» **WHAT THIS TASK INVOLVES**: Copy out the listing that follows, exact in every word, and skip the images.

╭─ RECORDS SHOWN

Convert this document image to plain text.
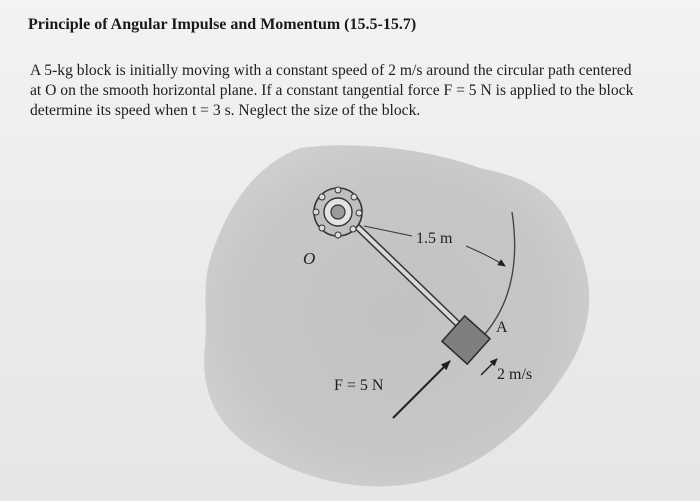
Principle of Angular Impulse and Momentum (15.5-15.7)
A 5-kg block is initially moving with a constant speed of 2 m/s around the circular path centered
at O on the smooth horizontal plane. If a constant tangential force F = 5 N is applied to the block
determine its speed when t = 3 s. Neglect the size of the block.
O
1.5 m
A
2 m/s
F = 5 N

╰─

» **WRITTEN SOLUTION**:
Convert this document image to plain text.
Principle of Angular Impulse and Momentum (15.5-15.7)
A 5-kg block is initially moving with a constant speed of 2 m/s around the circular path centered
at O on the smooth horizontal plane. If a constant tangential force F = 5 N is applied to the block
determine its speed when t = 3 s. Neglect the size of the block.
O
1.5 m
A
2 m/s
F = 5 N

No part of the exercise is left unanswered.